Problem statement
Keep only the lines where "Beans" appears.
========================================================================
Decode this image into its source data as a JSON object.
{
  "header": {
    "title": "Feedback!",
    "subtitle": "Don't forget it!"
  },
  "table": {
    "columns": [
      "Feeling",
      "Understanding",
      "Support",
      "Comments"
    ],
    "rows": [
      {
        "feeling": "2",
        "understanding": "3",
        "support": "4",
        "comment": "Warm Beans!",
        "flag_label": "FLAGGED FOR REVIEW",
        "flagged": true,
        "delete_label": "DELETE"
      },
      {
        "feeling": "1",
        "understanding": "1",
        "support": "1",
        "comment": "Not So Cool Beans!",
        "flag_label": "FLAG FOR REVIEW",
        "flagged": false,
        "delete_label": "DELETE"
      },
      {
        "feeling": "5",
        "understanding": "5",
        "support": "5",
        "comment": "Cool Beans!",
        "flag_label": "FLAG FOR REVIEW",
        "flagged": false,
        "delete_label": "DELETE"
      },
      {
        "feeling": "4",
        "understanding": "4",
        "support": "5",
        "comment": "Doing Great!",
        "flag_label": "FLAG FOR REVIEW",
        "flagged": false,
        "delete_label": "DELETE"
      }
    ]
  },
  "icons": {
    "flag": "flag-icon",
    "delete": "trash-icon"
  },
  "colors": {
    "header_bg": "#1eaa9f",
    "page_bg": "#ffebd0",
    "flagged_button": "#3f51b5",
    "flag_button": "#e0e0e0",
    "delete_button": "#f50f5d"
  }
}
========================================================================
Answer to the problem
        "comment": "Warm Beans!",
        "comment": "Not So Cool Beans!",
        "comment": "Cool Beans!",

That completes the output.